Pull every "this" line out of the data below.

» **Figure collection entries**:
────────────────────────────────────────

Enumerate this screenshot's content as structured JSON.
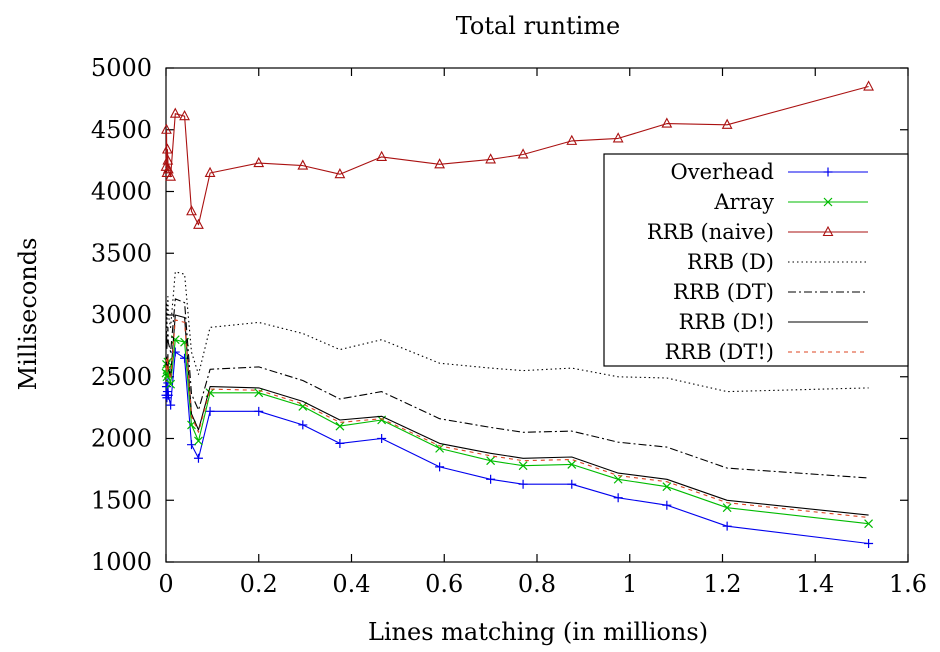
{
  "chart_data": {
    "type": "line",
    "title": "Total runtime",
    "xlabel": "Lines matching (in millions)",
    "ylabel": "Milliseconds",
    "xlim": [
      0,
      1.6
    ],
    "ylim": [
      1000,
      5000
    ],
    "xticks": [
      0,
      0.2,
      0.4,
      0.6,
      0.8,
      1.0,
      1.2,
      1.4,
      1.6
    ],
    "xtick_labels": [
      "0",
      "0.2",
      "0.4",
      "0.6",
      "0.8",
      "1",
      "1.2",
      "1.4",
      "1.6"
    ],
    "yticks": [
      1000,
      1500,
      2000,
      2500,
      3000,
      3500,
      4000,
      4500,
      5000
    ],
    "ytick_labels": [
      "1000",
      "1500",
      "2000",
      "2500",
      "3000",
      "3500",
      "4000",
      "4500",
      "5000"
    ],
    "grid": false,
    "legend_position": "top-right",
    "x": [
      0.0,
      0.001,
      0.002,
      0.003,
      0.004,
      0.005,
      0.01,
      0.02,
      0.04,
      0.055,
      0.07,
      0.095,
      0.2,
      0.295,
      0.375,
      0.465,
      0.59,
      0.7,
      0.77,
      0.875,
      0.975,
      1.08,
      1.21,
      1.515
    ],
    "series": [
      {
        "name": "Overhead",
        "color": "#0000ee",
        "dash": "",
        "marker": "plus",
        "values": [
          2350,
          2420,
          2330,
          2380,
          2450,
          2350,
          2270,
          2700,
          2650,
          1950,
          1840,
          2220,
          2220,
          2110,
          1960,
          2000,
          1770,
          1670,
          1630,
          1630,
          1520,
          1460,
          1290,
          1150
        ]
      },
      {
        "name": "Array",
        "color": "#00bb00",
        "dash": "",
        "marker": "x",
        "values": [
          2530,
          2600,
          2500,
          2560,
          2620,
          2520,
          2440,
          2800,
          2780,
          2110,
          1980,
          2370,
          2370,
          2260,
          2100,
          2150,
          1920,
          1820,
          1780,
          1790,
          1670,
          1610,
          1440,
          1310
        ]
      },
      {
        "name": "RRB (naive)",
        "color": "#aa1111",
        "dash": "",
        "marker": "triangle",
        "values": [
          4200,
          4500,
          4150,
          4340,
          4250,
          4180,
          4120,
          4630,
          4610,
          3840,
          3730,
          4150,
          4230,
          4210,
          4140,
          4280,
          4220,
          4260,
          4300,
          4410,
          4430,
          4550,
          4540,
          4850
        ]
      },
      {
        "name": "RRB (D)",
        "color": "#000000",
        "dash": "1.5,3",
        "marker": "",
        "values": [
          3000,
          3100,
          2900,
          3050,
          3150,
          3000,
          2900,
          3350,
          3330,
          2700,
          2520,
          2900,
          2940,
          2850,
          2720,
          2800,
          2610,
          2570,
          2550,
          2570,
          2500,
          2490,
          2380,
          2410
        ]
      },
      {
        "name": "RRB (DT)",
        "color": "#000000",
        "dash": "8,3,2,3",
        "marker": "",
        "values": [
          2800,
          2880,
          2720,
          2820,
          2900,
          2780,
          2700,
          3130,
          3100,
          2360,
          2230,
          2560,
          2580,
          2470,
          2320,
          2380,
          2160,
          2090,
          2050,
          2060,
          1970,
          1930,
          1760,
          1680
        ]
      },
      {
        "name": "RRB (D!)",
        "color": "#000000",
        "dash": "",
        "marker": "",
        "values": [
          2580,
          2660,
          2550,
          2620,
          2680,
          2570,
          2500,
          3000,
          2980,
          2200,
          2070,
          2420,
          2410,
          2300,
          2150,
          2180,
          1960,
          1880,
          1840,
          1850,
          1720,
          1670,
          1500,
          1380
        ]
      },
      {
        "name": "RRB (DT!)",
        "color": "#dd4422",
        "dash": "4,4",
        "marker": "",
        "values": [
          2560,
          2640,
          2530,
          2600,
          2660,
          2550,
          2480,
          2960,
          2940,
          2180,
          2050,
          2400,
          2390,
          2280,
          2130,
          2160,
          1940,
          1860,
          1820,
          1830,
          1700,
          1650,
          1480,
          1360
        ]
      }
    ]
  }
}
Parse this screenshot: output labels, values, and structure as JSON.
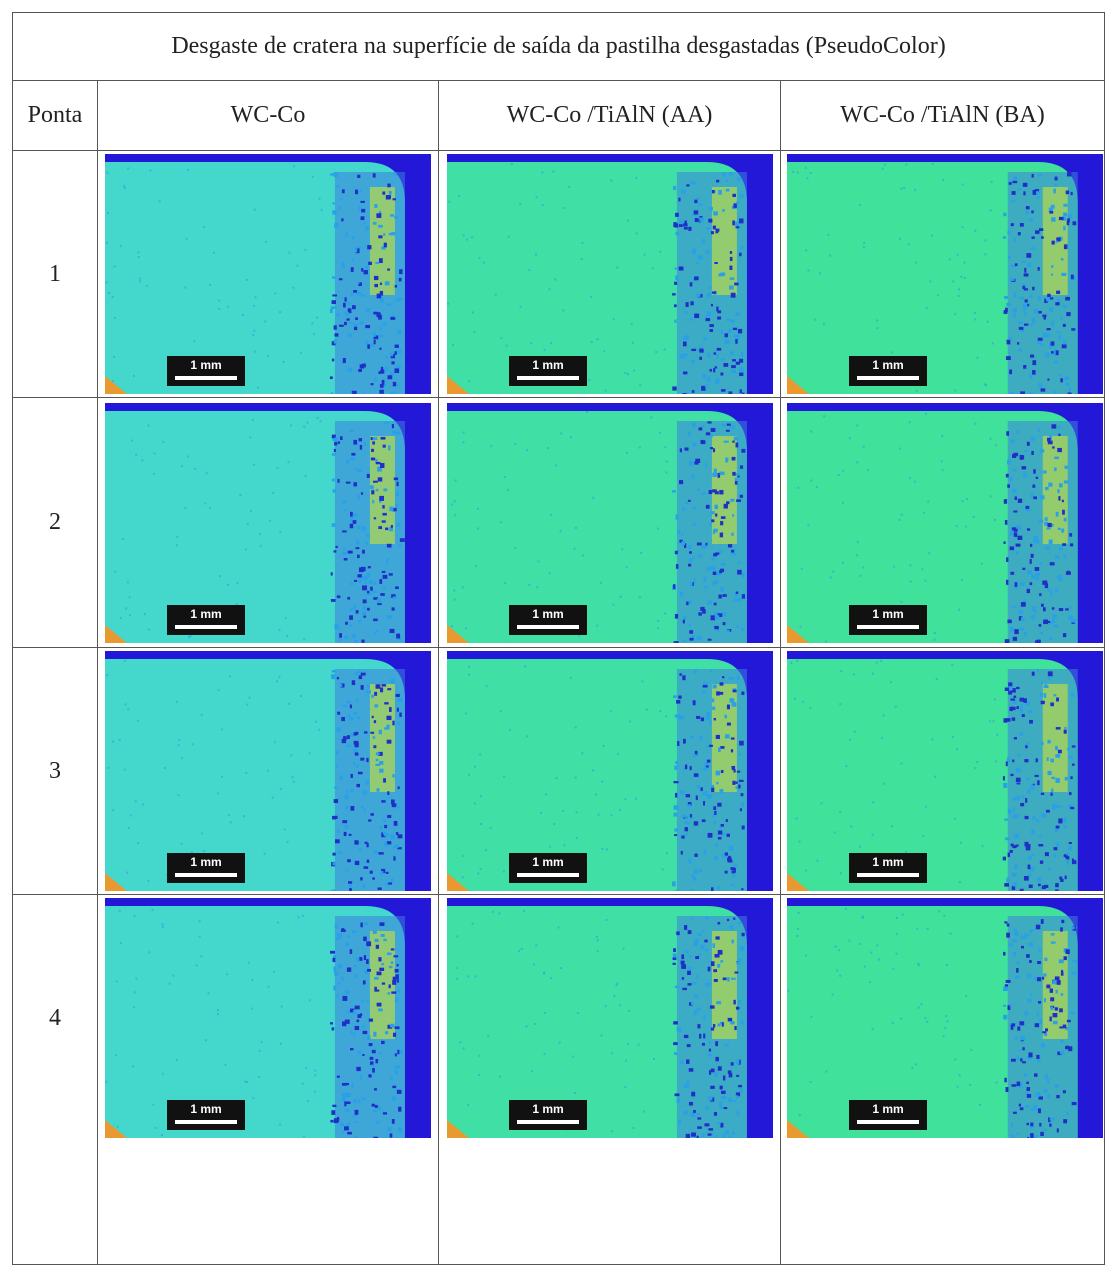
{
  "title": "Desgaste de cratera na superfície de saída da pastilha desgastadas (PseudoColor)",
  "header": [
    "Ponta",
    "WC-Co",
    "WC-Co /TiAlN (AA)",
    "WC-Co /TiAlN (BA)"
  ],
  "rows": [
    {
      "label": "1",
      "scale_bars": [
        "1 mm",
        "1 mm",
        "1 mm"
      ]
    },
    {
      "label": "2",
      "scale_bars": [
        "1 mm",
        "1 mm",
        "1 mm"
      ]
    },
    {
      "label": "3",
      "scale_bars": [
        "1 mm",
        "1 mm",
        "1 mm"
      ]
    },
    {
      "label": "4",
      "scale_bars": [
        "1 mm",
        "1 mm",
        "1 mm"
      ]
    }
  ]
}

────────────────────────────────────────

» **FINISHED EXERCISE**:
Enumerate this screenshot's content as structured JSON.
Parse this screenshot: output labels, values, and structure as JSON.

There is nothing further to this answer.